Data excerpts
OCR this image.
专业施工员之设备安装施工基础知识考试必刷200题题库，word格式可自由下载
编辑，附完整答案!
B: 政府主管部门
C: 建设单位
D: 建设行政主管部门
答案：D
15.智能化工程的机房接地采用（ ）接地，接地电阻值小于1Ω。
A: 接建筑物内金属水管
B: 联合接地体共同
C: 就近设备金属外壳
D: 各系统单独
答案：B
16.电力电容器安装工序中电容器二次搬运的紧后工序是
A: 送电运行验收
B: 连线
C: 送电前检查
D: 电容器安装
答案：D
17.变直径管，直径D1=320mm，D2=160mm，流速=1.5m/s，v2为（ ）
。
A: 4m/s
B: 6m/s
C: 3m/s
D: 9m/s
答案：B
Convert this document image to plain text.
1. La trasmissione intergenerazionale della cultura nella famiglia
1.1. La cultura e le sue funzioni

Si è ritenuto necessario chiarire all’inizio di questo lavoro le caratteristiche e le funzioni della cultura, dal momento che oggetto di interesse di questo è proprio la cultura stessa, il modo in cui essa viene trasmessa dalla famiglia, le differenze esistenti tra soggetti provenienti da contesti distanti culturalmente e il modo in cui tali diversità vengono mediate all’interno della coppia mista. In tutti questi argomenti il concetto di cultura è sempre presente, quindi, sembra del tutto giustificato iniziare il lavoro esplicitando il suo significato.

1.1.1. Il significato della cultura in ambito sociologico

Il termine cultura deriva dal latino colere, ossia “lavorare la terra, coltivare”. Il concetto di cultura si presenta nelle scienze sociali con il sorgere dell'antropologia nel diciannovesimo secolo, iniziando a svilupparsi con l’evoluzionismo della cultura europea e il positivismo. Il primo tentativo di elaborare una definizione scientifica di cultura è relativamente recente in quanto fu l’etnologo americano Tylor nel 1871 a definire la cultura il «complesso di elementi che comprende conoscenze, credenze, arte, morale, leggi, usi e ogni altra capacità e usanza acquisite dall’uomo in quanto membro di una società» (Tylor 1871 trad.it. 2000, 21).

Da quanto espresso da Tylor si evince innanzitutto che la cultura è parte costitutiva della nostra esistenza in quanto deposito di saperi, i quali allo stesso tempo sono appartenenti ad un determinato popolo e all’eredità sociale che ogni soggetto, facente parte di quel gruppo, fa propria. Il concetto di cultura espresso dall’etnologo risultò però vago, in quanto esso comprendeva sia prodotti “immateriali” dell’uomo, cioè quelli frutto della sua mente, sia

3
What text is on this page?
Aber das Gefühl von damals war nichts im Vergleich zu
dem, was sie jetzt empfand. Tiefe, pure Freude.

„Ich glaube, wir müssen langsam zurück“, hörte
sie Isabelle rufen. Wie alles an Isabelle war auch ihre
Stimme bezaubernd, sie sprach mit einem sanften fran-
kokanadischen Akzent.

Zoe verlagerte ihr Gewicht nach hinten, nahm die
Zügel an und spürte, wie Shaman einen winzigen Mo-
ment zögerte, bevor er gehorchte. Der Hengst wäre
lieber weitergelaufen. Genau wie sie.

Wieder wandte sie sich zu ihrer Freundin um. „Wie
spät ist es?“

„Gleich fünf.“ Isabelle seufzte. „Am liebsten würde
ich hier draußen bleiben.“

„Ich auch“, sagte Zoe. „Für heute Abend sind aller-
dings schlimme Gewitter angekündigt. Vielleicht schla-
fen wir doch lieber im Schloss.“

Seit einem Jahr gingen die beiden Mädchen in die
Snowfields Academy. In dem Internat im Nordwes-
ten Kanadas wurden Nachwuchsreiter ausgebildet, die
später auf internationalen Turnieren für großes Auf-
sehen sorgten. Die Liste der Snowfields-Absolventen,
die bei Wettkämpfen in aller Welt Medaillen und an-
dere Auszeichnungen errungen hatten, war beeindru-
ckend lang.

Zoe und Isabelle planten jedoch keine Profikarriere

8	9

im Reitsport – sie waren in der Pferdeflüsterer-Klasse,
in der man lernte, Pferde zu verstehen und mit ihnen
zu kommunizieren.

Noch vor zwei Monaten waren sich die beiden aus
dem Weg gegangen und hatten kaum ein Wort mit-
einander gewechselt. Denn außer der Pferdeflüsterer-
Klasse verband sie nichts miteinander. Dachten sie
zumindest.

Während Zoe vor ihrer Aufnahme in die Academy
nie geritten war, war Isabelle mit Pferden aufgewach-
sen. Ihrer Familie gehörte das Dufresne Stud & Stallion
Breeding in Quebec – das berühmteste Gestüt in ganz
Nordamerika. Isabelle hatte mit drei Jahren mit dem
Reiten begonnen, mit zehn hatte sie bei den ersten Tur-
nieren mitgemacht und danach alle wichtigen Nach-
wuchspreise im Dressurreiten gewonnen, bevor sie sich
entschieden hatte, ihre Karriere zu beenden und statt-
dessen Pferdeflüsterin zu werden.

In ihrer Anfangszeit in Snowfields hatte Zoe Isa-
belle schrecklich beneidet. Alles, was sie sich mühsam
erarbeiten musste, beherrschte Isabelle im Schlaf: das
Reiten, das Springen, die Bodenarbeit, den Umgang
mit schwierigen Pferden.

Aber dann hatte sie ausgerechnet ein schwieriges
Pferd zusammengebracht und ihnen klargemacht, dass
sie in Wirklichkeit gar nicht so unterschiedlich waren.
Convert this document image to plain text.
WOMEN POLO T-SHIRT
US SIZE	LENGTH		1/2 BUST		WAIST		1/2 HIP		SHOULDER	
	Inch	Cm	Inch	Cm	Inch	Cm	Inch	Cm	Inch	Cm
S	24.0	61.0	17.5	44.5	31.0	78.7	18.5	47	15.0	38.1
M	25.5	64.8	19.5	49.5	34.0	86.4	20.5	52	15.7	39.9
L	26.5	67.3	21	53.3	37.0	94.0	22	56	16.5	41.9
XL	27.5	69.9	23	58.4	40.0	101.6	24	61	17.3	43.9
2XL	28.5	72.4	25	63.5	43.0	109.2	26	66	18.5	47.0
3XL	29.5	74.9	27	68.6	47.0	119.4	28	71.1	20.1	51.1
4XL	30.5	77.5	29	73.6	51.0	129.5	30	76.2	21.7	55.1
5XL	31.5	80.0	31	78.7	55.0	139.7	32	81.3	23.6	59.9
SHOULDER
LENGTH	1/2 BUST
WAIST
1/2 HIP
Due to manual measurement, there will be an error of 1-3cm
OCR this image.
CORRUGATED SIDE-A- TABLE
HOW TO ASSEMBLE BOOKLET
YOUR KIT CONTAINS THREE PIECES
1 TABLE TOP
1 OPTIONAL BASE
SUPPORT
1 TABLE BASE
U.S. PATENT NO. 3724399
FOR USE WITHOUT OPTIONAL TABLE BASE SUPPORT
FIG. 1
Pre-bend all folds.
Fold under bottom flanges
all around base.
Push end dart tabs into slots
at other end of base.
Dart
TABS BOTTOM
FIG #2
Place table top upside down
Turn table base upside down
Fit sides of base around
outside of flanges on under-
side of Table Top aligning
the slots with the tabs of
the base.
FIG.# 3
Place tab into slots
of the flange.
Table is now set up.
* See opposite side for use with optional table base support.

• **GOAL**:
Reproduce each entry word for word.

• **EXPECTED ANSWER**:
OCR this image.
专业施工员之设备安装施工基础知识考试必刷200题题库，word格式可自由下载
编辑，附完整答案!
B: 政府主管部门
C: 建设单位
D: 建设行政主管部门
答案：D
15.智能化工程的机房接地采用（ ）接地，接地电阻值小于1Ω。
A: 接建筑物内金属水管
B: 联合接地体共同
C: 就近设备金属外壳
D: 各系统单独
答案：B
16.电力电容器安装工序中电容器二次搬运的紧后工序是
A: 送电运行验收
B: 连线
C: 送电前检查
D: 电容器安装
答案：D
17.变直径管，直径D1=320mm，D2=160mm，流速=1.5m/s，v2为（ ）
。
A: 4m/s
B: 6m/s
C: 3m/s
D: 9m/s
答案：B
Convert this document image to plain text.
1. La trasmissione intergenerazionale della cultura nella famiglia
1.1. La cultura e le sue funzioni

Si è ritenuto necessario chiarire all’inizio di questo lavoro le caratteristiche e le funzioni della cultura, dal momento che oggetto di interesse di questo è proprio la cultura stessa, il modo in cui essa viene trasmessa dalla famiglia, le differenze esistenti tra soggetti provenienti da contesti distanti culturalmente e il modo in cui tali diversità vengono mediate all’interno della coppia mista. In tutti questi argomenti il concetto di cultura è sempre presente, quindi, sembra del tutto giustificato iniziare il lavoro esplicitando il suo significato.

1.1.1. Il significato della cultura in ambito sociologico

Il termine cultura deriva dal latino colere, ossia “lavorare la terra, coltivare”. Il concetto di cultura si presenta nelle scienze sociali con il sorgere dell'antropologia nel diciannovesimo secolo, iniziando a svilupparsi con l’evoluzionismo della cultura europea e il positivismo. Il primo tentativo di elaborare una definizione scientifica di cultura è relativamente recente in quanto fu l’etnologo americano Tylor nel 1871 a definire la cultura il «complesso di elementi che comprende conoscenze, credenze, arte, morale, leggi, usi e ogni altra capacità e usanza acquisite dall’uomo in quanto membro di una società» (Tylor 1871 trad.it. 2000, 21).

Da quanto espresso da Tylor si evince innanzitutto che la cultura è parte costitutiva della nostra esistenza in quanto deposito di saperi, i quali allo stesso tempo sono appartenenti ad un determinato popolo e all’eredità sociale che ogni soggetto, facente parte di quel gruppo, fa propria. Il concetto di cultura espresso dall’etnologo risultò però vago, in quanto esso comprendeva sia prodotti “immateriali” dell’uomo, cioè quelli frutto della sua mente, sia

3
What text is on this page?
Aber das Gefühl von damals war nichts im Vergleich zu
dem, was sie jetzt empfand. Tiefe, pure Freude.

„Ich glaube, wir müssen langsam zurück“, hörte
sie Isabelle rufen. Wie alles an Isabelle war auch ihre
Stimme bezaubernd, sie sprach mit einem sanften fran-
kokanadischen Akzent.

Zoe verlagerte ihr Gewicht nach hinten, nahm die
Zügel an und spürte, wie Shaman einen winzigen Mo-
ment zögerte, bevor er gehorchte. Der Hengst wäre
lieber weitergelaufen. Genau wie sie.

Wieder wandte sie sich zu ihrer Freundin um. „Wie
spät ist es?“

„Gleich fünf.“ Isabelle seufzte. „Am liebsten würde
ich hier draußen bleiben.“

„Ich auch“, sagte Zoe. „Für heute Abend sind aller-
dings schlimme Gewitter angekündigt. Vielleicht schla-
fen wir doch lieber im Schloss.“

Seit einem Jahr gingen die beiden Mädchen in die
Snowfields Academy. In dem Internat im Nordwes-
ten Kanadas wurden Nachwuchsreiter ausgebildet, die
später auf internationalen Turnieren für großes Auf-
sehen sorgten. Die Liste der Snowfields-Absolventen,
die bei Wettkämpfen in aller Welt Medaillen und an-
dere Auszeichnungen errungen hatten, war beeindru-
ckend lang.

Zoe und Isabelle planten jedoch keine Profikarriere

8	9

im Reitsport – sie waren in der Pferdeflüsterer-Klasse,
in der man lernte, Pferde zu verstehen und mit ihnen
zu kommunizieren.

Noch vor zwei Monaten waren sich die beiden aus
dem Weg gegangen und hatten kaum ein Wort mit-
einander gewechselt. Denn außer der Pferdeflüsterer-
Klasse verband sie nichts miteinander. Dachten sie
zumindest.

Während Zoe vor ihrer Aufnahme in die Academy
nie geritten war, war Isabelle mit Pferden aufgewach-
sen. Ihrer Familie gehörte das Dufresne Stud & Stallion
Breeding in Quebec – das berühmteste Gestüt in ganz
Nordamerika. Isabelle hatte mit drei Jahren mit dem
Reiten begonnen, mit zehn hatte sie bei den ersten Tur-
nieren mitgemacht und danach alle wichtigen Nach-
wuchspreise im Dressurreiten gewonnen, bevor sie sich
entschieden hatte, ihre Karriere zu beenden und statt-
dessen Pferdeflüsterin zu werden.

In ihrer Anfangszeit in Snowfields hatte Zoe Isa-
belle schrecklich beneidet. Alles, was sie sich mühsam
erarbeiten musste, beherrschte Isabelle im Schlaf: das
Reiten, das Springen, die Bodenarbeit, den Umgang
mit schwierigen Pferden.

Aber dann hatte sie ausgerechnet ein schwieriges
Pferd zusammengebracht und ihnen klargemacht, dass
sie in Wirklichkeit gar nicht so unterschiedlich waren.
Convert this document image to plain text.
WOMEN POLO T-SHIRT
US SIZE	LENGTH		1/2 BUST		WAIST		1/2 HIP		SHOULDER	
	Inch	Cm	Inch	Cm	Inch	Cm	Inch	Cm	Inch	Cm
S	24.0	61.0	17.5	44.5	31.0	78.7	18.5	47	15.0	38.1
M	25.5	64.8	19.5	49.5	34.0	86.4	20.5	52	15.7	39.9
L	26.5	67.3	21	53.3	37.0	94.0	22	56	16.5	41.9
XL	27.5	69.9	23	58.4	40.0	101.6	24	61	17.3	43.9
2XL	28.5	72.4	25	63.5	43.0	109.2	26	66	18.5	47.0
3XL	29.5	74.9	27	68.6	47.0	119.4	28	71.1	20.1	51.1
4XL	30.5	77.5	29	73.6	51.0	129.5	30	76.2	21.7	55.1
5XL	31.5	80.0	31	78.7	55.0	139.7	32	81.3	23.6	59.9
SHOULDER
LENGTH	1/2 BUST
WAIST
1/2 HIP
Due to manual measurement, there will be an error of 1-3cm
OCR this image.
CORRUGATED SIDE-A- TABLE
HOW TO ASSEMBLE BOOKLET
YOUR KIT CONTAINS THREE PIECES
1 TABLE TOP
1 OPTIONAL BASE
SUPPORT
1 TABLE BASE
U.S. PATENT NO. 3724399
FOR USE WITHOUT OPTIONAL TABLE BASE SUPPORT
FIG. 1
Pre-bend all folds.
Fold under bottom flanges
all around base.
Push end dart tabs into slots
at other end of base.
Dart
TABS BOTTOM
FIG #2
Place table top upside down
Turn table base upside down
Fit sides of base around
outside of flanges on under-
side of Table Top aligning
the slots with the tabs of
the base.
FIG.# 3
Place tab into slots
of the flange.
Table is now set up.
* See opposite side for use with optional table base support.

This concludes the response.